Material supplied:
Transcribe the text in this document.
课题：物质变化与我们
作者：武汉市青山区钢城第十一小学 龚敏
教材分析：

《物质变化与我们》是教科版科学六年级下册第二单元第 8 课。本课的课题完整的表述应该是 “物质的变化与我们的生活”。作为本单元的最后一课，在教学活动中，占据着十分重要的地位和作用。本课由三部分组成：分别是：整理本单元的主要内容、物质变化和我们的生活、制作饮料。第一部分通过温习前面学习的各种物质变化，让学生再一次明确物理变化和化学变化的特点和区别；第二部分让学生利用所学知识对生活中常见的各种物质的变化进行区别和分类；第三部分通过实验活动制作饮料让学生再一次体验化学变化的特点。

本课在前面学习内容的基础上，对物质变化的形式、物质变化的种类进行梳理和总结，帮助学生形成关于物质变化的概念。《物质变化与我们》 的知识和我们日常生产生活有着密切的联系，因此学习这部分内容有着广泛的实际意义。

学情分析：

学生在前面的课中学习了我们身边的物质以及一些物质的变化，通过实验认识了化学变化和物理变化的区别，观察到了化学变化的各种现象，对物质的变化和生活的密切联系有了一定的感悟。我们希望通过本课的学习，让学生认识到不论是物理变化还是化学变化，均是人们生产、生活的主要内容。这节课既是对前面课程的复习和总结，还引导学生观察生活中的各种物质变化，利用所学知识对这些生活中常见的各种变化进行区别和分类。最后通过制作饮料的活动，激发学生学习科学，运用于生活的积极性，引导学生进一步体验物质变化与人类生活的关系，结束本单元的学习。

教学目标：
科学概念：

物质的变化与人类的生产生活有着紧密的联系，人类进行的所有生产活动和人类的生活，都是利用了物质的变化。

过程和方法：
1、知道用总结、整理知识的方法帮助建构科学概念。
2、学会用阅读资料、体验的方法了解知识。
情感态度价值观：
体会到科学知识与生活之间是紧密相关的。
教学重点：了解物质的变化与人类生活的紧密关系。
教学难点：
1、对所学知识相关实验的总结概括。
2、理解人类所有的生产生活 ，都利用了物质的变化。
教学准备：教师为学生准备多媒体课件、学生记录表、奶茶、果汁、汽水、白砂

Exercise directions:
Extract every record. Keep wording exact.

The reply:
Transcribe the text in this document.
课题：物质变化与我们
作者：武汉市青山区钢城第十一小学 龚敏
教材分析：

《物质变化与我们》是教科版科学六年级下册第二单元第 8 课。本课的课题完整的表述应该是 “物质的变化与我们的生活”。作为本单元的最后一课，在教学活动中，占据着十分重要的地位和作用。本课由三部分组成：分别是：整理本单元的主要内容、物质变化和我们的生活、制作饮料。第一部分通过温习前面学习的各种物质变化，让学生再一次明确物理变化和化学变化的特点和区别；第二部分让学生利用所学知识对生活中常见的各种物质的变化进行区别和分类；第三部分通过实验活动制作饮料让学生再一次体验化学变化的特点。

本课在前面学习内容的基础上，对物质变化的形式、物质变化的种类进行梳理和总结，帮助学生形成关于物质变化的概念。《物质变化与我们》 的知识和我们日常生产生活有着密切的联系，因此学习这部分内容有着广泛的实际意义。

学情分析：

学生在前面的课中学习了我们身边的物质以及一些物质的变化，通过实验认识了化学变化和物理变化的区别，观察到了化学变化的各种现象，对物质的变化和生活的密切联系有了一定的感悟。我们希望通过本课的学习，让学生认识到不论是物理变化还是化学变化，均是人们生产、生活的主要内容。这节课既是对前面课程的复习和总结，还引导学生观察生活中的各种物质变化，利用所学知识对这些生活中常见的各种变化进行区别和分类。最后通过制作饮料的活动，激发学生学习科学，运用于生活的积极性，引导学生进一步体验物质变化与人类生活的关系，结束本单元的学习。

教学目标：
科学概念：

物质的变化与人类的生产生活有着紧密的联系，人类进行的所有生产活动和人类的生活，都是利用了物质的变化。

过程和方法：
1、知道用总结、整理知识的方法帮助建构科学概念。
2、学会用阅读资料、体验的方法了解知识。
情感态度价值观：
体会到科学知识与生活之间是紧密相关的。
教学重点：了解物质的变化与人类生活的紧密关系。
教学难点：
1、对所学知识相关实验的总结概括。
2、理解人类所有的生产生活 ，都利用了物质的变化。
教学准备：教师为学生准备多媒体课件、学生记录表、奶茶、果汁、汽水、白砂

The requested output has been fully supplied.